(Dataset records)
* BEGIN *
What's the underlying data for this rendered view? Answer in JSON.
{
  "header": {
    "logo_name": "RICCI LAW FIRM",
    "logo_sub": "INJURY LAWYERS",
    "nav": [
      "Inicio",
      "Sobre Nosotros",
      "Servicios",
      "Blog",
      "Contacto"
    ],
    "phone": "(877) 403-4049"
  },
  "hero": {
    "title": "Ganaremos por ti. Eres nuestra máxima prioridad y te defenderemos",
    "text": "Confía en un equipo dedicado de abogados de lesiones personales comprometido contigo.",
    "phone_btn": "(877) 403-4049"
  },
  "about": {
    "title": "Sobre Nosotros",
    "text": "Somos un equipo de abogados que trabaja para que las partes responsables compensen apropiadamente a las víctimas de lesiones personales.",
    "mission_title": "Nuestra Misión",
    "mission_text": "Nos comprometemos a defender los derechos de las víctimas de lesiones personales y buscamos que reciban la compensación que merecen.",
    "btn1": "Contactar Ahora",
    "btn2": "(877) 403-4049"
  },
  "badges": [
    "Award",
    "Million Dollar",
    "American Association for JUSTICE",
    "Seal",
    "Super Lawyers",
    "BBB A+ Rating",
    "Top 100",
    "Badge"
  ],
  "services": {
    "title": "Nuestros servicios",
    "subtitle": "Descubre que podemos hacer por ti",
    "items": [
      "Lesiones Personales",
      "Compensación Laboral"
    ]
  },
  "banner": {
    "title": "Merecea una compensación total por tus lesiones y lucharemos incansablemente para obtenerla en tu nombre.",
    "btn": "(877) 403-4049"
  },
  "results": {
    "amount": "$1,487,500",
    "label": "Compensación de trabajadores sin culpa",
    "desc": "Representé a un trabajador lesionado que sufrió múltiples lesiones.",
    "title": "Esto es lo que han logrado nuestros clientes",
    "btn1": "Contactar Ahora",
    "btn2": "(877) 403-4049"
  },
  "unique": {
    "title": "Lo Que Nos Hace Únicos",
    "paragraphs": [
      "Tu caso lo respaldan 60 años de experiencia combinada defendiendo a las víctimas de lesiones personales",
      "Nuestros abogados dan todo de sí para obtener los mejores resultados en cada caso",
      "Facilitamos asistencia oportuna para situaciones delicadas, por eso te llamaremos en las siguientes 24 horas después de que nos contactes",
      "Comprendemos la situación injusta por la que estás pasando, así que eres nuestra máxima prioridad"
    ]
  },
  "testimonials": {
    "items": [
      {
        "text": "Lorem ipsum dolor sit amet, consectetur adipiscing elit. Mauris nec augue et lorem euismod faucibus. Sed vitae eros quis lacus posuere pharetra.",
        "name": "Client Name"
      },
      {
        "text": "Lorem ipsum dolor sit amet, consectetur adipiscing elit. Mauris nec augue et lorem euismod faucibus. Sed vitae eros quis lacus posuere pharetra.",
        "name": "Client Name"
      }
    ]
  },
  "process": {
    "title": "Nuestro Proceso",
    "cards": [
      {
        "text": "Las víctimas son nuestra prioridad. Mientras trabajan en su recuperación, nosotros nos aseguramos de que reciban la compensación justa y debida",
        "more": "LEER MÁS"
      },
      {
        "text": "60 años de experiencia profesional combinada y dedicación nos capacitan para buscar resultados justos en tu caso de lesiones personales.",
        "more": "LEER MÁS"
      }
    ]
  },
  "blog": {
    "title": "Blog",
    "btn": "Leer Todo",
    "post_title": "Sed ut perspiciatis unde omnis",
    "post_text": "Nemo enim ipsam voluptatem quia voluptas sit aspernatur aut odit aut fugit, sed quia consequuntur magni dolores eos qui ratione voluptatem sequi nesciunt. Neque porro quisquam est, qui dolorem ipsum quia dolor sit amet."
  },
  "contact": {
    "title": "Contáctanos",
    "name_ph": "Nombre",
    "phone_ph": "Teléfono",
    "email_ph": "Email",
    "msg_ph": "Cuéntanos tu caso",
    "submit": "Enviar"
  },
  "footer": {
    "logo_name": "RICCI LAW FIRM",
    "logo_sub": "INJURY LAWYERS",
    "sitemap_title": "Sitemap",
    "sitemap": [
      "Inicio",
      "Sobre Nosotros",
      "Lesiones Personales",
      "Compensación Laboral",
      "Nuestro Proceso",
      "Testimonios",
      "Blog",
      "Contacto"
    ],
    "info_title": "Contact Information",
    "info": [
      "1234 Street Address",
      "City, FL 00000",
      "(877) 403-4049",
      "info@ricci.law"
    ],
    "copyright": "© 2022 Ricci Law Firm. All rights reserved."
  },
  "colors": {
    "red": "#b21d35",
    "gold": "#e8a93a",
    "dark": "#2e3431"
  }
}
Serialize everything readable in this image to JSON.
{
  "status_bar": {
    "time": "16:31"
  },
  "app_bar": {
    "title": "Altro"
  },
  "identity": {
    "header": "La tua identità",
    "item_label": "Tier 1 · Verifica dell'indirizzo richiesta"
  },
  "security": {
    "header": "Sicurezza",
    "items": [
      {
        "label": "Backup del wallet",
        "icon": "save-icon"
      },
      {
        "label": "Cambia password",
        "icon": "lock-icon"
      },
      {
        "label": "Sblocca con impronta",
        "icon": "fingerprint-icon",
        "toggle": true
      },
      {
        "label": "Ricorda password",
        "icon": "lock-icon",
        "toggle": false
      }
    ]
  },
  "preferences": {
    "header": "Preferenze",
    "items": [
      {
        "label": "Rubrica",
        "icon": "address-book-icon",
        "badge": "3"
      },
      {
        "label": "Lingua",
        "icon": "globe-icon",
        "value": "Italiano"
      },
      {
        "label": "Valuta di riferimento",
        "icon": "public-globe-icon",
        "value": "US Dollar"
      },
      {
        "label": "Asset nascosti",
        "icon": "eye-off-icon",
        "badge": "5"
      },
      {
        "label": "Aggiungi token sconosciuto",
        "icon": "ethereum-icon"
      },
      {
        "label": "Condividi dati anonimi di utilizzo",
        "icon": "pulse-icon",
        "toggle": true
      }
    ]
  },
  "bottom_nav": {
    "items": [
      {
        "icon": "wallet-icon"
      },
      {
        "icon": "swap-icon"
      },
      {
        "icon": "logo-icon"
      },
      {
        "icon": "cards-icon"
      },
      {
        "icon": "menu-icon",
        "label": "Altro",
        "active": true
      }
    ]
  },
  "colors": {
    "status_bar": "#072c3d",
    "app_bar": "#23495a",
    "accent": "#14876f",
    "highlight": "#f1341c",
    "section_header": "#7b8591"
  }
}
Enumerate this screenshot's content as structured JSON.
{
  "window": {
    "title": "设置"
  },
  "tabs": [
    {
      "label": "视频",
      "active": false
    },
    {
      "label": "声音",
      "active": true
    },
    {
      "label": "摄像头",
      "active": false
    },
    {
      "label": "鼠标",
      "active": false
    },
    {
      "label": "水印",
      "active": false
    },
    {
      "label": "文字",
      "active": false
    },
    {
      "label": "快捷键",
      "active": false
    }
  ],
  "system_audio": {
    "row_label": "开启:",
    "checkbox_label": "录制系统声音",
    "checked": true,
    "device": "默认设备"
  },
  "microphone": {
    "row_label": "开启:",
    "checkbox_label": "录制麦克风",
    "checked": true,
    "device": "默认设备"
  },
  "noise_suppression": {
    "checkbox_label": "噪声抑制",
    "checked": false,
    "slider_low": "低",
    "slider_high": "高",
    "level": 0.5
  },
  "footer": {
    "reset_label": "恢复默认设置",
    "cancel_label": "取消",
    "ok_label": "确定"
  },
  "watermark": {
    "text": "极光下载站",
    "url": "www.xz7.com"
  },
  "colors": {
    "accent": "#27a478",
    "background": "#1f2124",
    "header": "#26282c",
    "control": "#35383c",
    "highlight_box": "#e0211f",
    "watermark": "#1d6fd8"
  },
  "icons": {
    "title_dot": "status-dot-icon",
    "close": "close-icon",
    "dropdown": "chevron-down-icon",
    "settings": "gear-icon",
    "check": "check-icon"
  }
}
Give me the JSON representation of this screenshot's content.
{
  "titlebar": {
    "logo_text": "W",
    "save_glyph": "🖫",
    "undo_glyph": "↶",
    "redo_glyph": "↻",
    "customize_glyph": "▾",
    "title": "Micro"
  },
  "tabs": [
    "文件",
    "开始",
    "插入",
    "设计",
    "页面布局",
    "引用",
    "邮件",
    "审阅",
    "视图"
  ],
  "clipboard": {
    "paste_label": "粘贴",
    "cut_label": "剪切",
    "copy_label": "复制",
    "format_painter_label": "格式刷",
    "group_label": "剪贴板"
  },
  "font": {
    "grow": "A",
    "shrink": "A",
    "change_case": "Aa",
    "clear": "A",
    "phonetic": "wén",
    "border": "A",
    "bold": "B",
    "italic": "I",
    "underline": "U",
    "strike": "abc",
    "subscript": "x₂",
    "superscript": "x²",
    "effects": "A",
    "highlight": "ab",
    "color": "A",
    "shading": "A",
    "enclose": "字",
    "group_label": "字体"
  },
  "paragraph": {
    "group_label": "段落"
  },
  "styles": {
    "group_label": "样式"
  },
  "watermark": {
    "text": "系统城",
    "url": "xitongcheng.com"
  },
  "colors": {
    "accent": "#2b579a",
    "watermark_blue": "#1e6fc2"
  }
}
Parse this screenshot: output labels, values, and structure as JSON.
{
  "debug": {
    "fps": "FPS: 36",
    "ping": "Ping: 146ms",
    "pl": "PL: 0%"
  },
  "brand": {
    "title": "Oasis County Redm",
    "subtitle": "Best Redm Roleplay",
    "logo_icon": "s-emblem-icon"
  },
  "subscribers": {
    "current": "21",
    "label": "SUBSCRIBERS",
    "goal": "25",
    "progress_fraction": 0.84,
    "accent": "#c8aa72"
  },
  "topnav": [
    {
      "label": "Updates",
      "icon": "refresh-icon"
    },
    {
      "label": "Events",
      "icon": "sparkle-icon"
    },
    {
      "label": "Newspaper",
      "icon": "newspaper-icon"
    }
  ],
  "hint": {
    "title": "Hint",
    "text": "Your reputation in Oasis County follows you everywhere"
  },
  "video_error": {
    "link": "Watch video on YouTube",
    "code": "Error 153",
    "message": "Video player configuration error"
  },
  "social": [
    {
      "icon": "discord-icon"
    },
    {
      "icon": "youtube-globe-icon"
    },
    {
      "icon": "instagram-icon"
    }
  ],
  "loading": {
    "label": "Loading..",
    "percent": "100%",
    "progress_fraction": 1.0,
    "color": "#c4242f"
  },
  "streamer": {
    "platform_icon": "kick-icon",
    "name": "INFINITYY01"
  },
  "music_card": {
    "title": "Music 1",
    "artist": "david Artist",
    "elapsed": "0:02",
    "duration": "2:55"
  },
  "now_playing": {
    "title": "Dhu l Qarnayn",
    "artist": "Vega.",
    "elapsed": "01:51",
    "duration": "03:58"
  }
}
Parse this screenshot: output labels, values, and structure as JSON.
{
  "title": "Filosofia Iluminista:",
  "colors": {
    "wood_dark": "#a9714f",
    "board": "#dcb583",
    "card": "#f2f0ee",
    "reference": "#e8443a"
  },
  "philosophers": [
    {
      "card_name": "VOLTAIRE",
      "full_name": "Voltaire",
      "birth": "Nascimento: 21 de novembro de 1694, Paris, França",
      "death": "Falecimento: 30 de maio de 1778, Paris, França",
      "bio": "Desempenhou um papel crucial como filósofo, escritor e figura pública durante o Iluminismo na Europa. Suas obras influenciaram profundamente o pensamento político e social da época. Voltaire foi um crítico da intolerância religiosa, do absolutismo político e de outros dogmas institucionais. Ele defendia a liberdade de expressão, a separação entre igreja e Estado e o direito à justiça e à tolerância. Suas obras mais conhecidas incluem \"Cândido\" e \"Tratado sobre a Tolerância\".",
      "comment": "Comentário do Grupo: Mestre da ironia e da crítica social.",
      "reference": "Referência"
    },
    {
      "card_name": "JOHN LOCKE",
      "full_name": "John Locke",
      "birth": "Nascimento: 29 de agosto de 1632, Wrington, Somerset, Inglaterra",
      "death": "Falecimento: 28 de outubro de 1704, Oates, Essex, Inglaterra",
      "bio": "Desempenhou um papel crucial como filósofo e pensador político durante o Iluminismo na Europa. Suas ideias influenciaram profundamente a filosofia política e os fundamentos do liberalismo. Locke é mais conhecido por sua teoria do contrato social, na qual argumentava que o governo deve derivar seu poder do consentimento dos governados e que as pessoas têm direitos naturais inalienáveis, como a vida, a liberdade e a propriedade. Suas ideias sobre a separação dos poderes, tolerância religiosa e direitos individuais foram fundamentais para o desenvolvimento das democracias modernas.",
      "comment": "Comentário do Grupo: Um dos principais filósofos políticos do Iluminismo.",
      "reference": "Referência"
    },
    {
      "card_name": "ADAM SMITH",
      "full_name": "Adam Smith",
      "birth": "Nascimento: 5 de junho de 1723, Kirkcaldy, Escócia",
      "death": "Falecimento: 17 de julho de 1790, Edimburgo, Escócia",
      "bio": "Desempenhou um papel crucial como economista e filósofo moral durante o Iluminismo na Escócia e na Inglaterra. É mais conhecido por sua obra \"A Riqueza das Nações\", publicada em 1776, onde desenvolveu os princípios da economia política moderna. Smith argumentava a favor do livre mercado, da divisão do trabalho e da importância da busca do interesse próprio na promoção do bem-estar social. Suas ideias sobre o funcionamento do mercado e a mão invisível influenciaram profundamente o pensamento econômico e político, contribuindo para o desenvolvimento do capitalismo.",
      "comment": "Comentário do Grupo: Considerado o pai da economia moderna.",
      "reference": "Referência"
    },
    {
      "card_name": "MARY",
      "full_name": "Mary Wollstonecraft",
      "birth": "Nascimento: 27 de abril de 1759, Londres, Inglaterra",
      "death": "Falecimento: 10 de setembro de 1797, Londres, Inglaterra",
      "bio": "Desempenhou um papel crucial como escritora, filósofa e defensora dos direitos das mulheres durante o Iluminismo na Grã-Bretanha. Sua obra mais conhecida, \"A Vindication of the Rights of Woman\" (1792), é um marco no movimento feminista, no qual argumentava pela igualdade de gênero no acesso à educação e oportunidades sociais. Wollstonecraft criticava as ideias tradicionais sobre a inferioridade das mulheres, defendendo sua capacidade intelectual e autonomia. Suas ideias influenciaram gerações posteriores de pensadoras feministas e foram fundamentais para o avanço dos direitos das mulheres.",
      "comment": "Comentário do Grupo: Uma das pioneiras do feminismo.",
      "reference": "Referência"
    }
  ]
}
* END *
§ **Description of the task**: Which lines include the word "content"? Copy every one of them.

§ **Written reply**:
Enumerate this screenshot's content as structured JSON.
Give me the JSON representation of this screenshot's content.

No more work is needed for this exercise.